> _Description of the task_
Quote the entries in full, character for character, without their images.

> _Source records_

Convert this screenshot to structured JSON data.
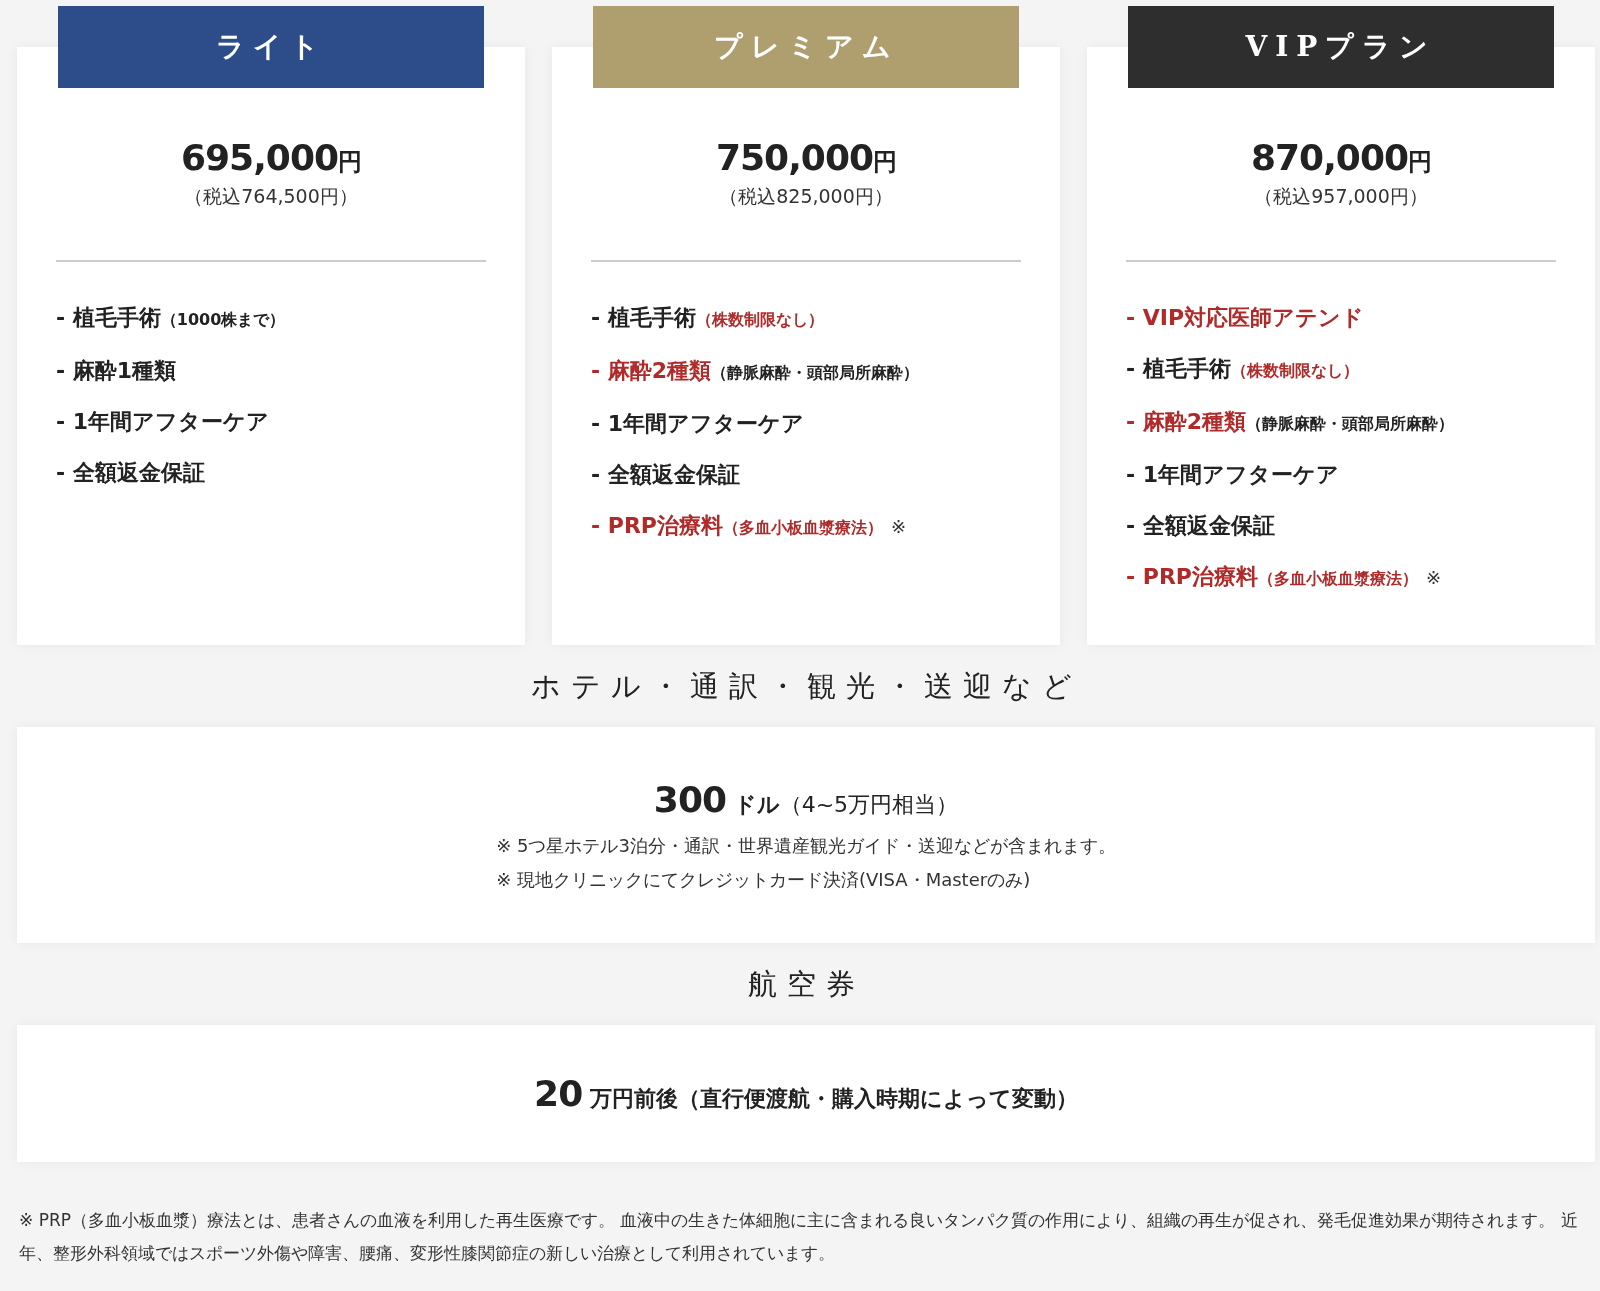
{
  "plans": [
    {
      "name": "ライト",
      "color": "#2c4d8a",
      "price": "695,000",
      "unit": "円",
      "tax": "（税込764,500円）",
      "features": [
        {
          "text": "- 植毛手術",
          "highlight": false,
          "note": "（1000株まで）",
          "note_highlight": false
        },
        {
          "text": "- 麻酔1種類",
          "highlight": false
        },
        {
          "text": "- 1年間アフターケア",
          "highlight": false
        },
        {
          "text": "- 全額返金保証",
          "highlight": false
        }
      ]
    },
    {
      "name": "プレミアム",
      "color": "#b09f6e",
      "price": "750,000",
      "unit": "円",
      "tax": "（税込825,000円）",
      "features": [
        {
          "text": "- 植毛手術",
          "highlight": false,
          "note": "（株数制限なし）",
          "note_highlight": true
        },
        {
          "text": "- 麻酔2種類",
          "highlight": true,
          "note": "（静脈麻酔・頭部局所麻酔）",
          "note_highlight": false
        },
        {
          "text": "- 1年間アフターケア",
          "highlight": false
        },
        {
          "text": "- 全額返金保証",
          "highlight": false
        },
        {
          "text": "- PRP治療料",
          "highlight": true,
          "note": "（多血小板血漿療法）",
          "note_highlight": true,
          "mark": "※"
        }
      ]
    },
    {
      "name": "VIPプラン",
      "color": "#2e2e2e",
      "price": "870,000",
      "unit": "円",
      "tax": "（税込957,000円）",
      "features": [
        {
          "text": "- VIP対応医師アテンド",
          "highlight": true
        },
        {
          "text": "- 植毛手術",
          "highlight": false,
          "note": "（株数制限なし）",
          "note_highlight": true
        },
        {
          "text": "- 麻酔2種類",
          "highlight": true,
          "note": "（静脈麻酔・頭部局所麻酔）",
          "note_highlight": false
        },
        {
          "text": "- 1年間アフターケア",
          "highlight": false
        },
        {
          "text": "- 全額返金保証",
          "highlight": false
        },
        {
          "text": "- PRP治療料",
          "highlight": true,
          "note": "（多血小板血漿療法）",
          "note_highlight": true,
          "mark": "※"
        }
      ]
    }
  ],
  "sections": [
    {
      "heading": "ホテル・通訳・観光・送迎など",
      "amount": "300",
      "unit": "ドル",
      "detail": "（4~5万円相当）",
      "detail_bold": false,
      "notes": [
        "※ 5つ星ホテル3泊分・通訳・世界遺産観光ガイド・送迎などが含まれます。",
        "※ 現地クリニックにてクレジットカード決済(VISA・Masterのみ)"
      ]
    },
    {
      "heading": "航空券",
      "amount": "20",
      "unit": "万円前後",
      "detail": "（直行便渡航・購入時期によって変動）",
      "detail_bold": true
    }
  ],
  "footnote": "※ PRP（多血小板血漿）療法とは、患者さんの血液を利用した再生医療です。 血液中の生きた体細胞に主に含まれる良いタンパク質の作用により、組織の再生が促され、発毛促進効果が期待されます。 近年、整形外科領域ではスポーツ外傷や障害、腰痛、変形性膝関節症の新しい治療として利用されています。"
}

> _Output below_
Convert this screenshot to structured JSON data.
{
  "plans": [
    {
      "name": "ライト",
      "color": "#2c4d8a",
      "price": "695,000",
      "unit": "円",
      "tax": "（税込764,500円）",
      "features": [
        {
          "text": "- 植毛手術",
          "highlight": false,
          "note": "（1000株まで）",
          "note_highlight": false
        },
        {
          "text": "- 麻酔1種類",
          "highlight": false
        },
        {
          "text": "- 1年間アフターケア",
          "highlight": false
        },
        {
          "text": "- 全額返金保証",
          "highlight": false
        }
      ]
    },
    {
      "name": "プレミアム",
      "color": "#b09f6e",
      "price": "750,000",
      "unit": "円",
      "tax": "（税込825,000円）",
      "features": [
        {
          "text": "- 植毛手術",
          "highlight": false,
          "note": "（株数制限なし）",
          "note_highlight": true
        },
        {
          "text": "- 麻酔2種類",
          "highlight": true,
          "note": "（静脈麻酔・頭部局所麻酔）",
          "note_highlight": false
        },
        {
          "text": "- 1年間アフターケア",
          "highlight": false
        },
        {
          "text": "- 全額返金保証",
          "highlight": false
        },
        {
          "text": "- PRP治療料",
          "highlight": true,
          "note": "（多血小板血漿療法）",
          "note_highlight": true,
          "mark": "※"
        }
      ]
    },
    {
      "name": "VIPプラン",
      "color": "#2e2e2e",
      "price": "870,000",
      "unit": "円",
      "tax": "（税込957,000円）",
      "features": [
        {
          "text": "- VIP対応医師アテンド",
          "highlight": true
        },
        {
          "text": "- 植毛手術",
          "highlight": false,
          "note": "（株数制限なし）",
          "note_highlight": true
        },
        {
          "text": "- 麻酔2種類",
          "highlight": true,
          "note": "（静脈麻酔・頭部局所麻酔）",
          "note_highlight": false
        },
        {
          "text": "- 1年間アフターケア",
          "highlight": false
        },
        {
          "text": "- 全額返金保証",
          "highlight": false
        },
        {
          "text": "- PRP治療料",
          "highlight": true,
          "note": "（多血小板血漿療法）",
          "note_highlight": true,
          "mark": "※"
        }
      ]
    }
  ],
  "sections": [
    {
      "heading": "ホテル・通訳・観光・送迎など",
      "amount": "300",
      "unit": "ドル",
      "detail": "（4~5万円相当）",
      "detail_bold": false,
      "notes": [
        "※ 5つ星ホテル3泊分・通訳・世界遺産観光ガイド・送迎などが含まれます。",
        "※ 現地クリニックにてクレジットカード決済(VISA・Masterのみ)"
      ]
    },
    {
      "heading": "航空券",
      "amount": "20",
      "unit": "万円前後",
      "detail": "（直行便渡航・購入時期によって変動）",
      "detail_bold": true
    }
  ],
  "footnote": "※ PRP（多血小板血漿）療法とは、患者さんの血液を利用した再生医療です。 血液中の生きた体細胞に主に含まれる良いタンパク質の作用により、組織の再生が促され、発毛促進効果が期待されます。 近年、整形外科領域ではスポーツ外傷や障害、腰痛、変形性膝関節症の新しい治療として利用されています。"
}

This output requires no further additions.